[Extracts from a graphics dataset]
-*-

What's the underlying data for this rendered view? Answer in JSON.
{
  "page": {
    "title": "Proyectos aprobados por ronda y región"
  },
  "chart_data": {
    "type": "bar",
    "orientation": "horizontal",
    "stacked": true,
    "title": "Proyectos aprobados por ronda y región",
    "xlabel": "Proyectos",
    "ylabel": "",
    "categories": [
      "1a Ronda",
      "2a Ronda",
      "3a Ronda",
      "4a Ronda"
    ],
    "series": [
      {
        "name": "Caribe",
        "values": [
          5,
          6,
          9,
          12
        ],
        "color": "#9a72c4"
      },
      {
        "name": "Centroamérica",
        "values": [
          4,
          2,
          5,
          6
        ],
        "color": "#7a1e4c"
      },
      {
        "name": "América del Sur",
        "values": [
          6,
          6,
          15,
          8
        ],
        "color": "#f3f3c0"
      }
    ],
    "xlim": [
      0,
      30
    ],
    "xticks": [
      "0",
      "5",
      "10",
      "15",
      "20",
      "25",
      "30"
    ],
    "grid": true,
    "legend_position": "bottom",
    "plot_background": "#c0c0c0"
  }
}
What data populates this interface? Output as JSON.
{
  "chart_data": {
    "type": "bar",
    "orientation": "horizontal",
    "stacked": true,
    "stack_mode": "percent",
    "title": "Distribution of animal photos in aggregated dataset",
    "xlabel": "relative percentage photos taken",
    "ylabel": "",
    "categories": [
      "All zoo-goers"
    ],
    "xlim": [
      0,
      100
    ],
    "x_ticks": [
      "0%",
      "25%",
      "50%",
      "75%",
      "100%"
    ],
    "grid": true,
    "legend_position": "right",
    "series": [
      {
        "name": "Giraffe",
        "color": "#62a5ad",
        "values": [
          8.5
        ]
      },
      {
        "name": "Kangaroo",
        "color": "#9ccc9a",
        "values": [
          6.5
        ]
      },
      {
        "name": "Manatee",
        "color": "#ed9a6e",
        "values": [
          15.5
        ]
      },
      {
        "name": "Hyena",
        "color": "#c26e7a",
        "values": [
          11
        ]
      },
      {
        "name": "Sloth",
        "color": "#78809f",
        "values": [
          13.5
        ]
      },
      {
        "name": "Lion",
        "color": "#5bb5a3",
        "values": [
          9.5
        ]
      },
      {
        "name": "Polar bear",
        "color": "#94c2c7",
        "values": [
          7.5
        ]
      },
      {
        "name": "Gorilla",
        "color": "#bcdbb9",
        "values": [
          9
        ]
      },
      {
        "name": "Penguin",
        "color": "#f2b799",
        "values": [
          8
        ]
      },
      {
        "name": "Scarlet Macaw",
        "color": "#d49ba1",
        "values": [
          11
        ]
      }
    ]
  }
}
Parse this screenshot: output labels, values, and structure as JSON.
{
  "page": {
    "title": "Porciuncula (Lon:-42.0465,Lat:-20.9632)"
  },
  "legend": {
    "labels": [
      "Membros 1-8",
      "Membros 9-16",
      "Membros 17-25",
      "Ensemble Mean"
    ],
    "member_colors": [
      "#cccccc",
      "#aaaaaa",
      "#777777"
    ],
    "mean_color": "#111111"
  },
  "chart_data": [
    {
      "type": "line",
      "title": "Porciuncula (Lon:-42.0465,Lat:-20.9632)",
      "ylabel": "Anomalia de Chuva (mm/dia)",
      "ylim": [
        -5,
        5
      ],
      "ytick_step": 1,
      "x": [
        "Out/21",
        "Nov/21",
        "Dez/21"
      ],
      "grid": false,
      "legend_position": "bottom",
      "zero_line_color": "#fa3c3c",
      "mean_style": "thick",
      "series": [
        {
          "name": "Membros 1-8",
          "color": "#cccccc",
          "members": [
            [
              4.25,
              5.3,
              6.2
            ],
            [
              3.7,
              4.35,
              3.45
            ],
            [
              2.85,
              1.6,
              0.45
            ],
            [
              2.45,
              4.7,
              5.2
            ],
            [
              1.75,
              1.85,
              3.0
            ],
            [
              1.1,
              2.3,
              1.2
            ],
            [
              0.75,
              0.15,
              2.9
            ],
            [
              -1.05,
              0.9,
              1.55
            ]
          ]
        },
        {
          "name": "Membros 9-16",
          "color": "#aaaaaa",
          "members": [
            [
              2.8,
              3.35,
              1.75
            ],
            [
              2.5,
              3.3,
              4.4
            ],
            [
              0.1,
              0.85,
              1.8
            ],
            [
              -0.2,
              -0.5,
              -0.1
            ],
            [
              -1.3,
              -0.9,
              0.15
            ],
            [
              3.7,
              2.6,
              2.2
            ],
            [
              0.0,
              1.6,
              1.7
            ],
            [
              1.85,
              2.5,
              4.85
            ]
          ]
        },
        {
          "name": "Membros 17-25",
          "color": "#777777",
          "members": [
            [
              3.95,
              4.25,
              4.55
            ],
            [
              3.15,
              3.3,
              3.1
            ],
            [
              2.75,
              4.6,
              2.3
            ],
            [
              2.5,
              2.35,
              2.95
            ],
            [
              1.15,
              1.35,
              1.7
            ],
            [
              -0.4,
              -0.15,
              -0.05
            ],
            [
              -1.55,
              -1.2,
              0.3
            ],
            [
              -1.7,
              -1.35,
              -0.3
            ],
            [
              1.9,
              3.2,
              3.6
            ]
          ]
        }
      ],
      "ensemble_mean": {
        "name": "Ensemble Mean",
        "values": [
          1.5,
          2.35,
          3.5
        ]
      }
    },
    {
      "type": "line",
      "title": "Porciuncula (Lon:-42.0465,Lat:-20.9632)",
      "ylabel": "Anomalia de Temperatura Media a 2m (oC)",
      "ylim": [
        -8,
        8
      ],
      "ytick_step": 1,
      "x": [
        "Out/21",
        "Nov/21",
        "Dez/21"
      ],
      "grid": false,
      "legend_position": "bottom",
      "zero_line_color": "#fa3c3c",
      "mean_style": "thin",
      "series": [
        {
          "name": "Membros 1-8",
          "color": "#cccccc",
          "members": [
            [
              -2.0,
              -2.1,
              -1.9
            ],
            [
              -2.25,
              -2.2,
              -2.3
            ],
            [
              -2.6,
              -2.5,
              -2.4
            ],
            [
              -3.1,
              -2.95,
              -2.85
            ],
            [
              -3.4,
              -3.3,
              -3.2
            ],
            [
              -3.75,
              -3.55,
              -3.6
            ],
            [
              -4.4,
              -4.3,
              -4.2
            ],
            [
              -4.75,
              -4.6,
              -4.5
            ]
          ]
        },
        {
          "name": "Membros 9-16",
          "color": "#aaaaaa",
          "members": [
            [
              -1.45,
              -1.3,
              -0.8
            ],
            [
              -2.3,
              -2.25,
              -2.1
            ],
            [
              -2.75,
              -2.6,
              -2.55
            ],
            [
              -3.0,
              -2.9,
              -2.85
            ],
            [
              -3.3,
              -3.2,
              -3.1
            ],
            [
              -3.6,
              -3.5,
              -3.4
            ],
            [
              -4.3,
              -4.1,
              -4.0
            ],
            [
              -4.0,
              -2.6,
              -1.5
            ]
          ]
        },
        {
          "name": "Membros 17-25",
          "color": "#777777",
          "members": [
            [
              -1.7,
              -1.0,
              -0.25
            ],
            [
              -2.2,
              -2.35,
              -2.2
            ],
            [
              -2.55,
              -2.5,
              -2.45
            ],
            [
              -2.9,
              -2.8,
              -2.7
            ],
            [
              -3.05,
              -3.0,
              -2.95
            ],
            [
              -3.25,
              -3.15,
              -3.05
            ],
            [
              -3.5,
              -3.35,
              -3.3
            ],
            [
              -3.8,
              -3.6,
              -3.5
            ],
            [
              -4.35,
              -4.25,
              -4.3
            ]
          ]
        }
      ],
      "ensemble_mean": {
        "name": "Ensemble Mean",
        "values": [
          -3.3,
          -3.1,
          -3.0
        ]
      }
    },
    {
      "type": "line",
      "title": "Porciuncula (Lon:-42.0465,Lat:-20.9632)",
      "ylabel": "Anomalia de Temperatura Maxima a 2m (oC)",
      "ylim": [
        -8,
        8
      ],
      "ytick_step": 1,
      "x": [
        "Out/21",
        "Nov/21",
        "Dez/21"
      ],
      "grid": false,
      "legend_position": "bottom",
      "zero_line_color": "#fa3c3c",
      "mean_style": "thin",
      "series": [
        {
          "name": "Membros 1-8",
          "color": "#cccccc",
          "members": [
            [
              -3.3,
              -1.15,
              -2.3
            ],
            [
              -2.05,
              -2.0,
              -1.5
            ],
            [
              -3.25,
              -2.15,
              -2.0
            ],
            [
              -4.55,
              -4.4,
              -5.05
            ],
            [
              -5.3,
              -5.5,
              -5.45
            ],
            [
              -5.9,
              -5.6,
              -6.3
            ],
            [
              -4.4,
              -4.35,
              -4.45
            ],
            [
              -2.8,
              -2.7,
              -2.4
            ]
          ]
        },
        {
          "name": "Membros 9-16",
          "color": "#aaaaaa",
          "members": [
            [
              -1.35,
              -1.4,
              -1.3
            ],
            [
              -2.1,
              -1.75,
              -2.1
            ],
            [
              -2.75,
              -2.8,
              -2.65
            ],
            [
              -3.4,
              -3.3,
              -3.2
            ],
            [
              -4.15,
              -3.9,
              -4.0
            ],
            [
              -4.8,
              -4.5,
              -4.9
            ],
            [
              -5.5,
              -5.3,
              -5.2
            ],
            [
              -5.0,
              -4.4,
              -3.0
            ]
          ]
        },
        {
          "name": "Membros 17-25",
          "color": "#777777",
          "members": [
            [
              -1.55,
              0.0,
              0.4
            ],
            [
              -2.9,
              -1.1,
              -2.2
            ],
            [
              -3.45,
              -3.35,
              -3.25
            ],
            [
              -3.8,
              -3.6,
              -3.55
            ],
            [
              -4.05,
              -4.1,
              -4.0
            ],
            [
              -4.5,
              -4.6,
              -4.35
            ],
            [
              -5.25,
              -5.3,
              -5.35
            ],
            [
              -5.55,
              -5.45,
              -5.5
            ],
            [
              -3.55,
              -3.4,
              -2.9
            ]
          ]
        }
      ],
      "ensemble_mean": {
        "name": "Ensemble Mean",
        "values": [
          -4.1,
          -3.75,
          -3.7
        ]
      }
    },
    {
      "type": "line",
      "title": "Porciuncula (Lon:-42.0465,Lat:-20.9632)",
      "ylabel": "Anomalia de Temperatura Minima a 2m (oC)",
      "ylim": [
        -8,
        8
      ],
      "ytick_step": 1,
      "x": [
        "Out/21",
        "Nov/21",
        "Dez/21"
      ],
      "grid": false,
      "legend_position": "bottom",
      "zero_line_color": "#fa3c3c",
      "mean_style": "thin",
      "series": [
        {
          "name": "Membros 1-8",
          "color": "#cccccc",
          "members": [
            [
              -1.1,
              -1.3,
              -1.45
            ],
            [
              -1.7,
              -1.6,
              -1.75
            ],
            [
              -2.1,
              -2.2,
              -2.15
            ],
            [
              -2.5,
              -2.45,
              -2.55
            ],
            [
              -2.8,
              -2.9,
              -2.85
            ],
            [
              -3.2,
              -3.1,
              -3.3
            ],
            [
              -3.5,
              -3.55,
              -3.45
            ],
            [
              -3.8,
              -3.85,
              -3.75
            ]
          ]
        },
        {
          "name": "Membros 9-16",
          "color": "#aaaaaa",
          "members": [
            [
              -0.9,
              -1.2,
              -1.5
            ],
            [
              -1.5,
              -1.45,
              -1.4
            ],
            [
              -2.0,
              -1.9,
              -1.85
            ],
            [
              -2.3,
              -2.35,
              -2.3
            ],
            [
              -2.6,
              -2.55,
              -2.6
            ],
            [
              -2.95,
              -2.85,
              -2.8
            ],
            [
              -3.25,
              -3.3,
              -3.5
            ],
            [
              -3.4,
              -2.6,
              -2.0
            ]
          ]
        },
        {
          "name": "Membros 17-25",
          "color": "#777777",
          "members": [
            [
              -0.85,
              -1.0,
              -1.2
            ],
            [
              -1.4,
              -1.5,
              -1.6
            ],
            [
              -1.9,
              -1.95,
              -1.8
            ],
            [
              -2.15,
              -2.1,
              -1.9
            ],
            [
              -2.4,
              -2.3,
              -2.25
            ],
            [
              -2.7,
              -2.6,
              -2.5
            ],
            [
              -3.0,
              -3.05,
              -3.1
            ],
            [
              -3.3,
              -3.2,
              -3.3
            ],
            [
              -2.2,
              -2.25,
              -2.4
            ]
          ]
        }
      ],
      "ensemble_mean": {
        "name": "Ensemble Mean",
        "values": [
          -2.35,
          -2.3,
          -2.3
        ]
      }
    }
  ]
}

-*-

**Work required**
Pick out lines containing the word "aprobados", each one as written.

**Written reply**
    "title": "Proyectos aprobados por ronda y región"
    "title": "Proyectos aprobados por ronda y región",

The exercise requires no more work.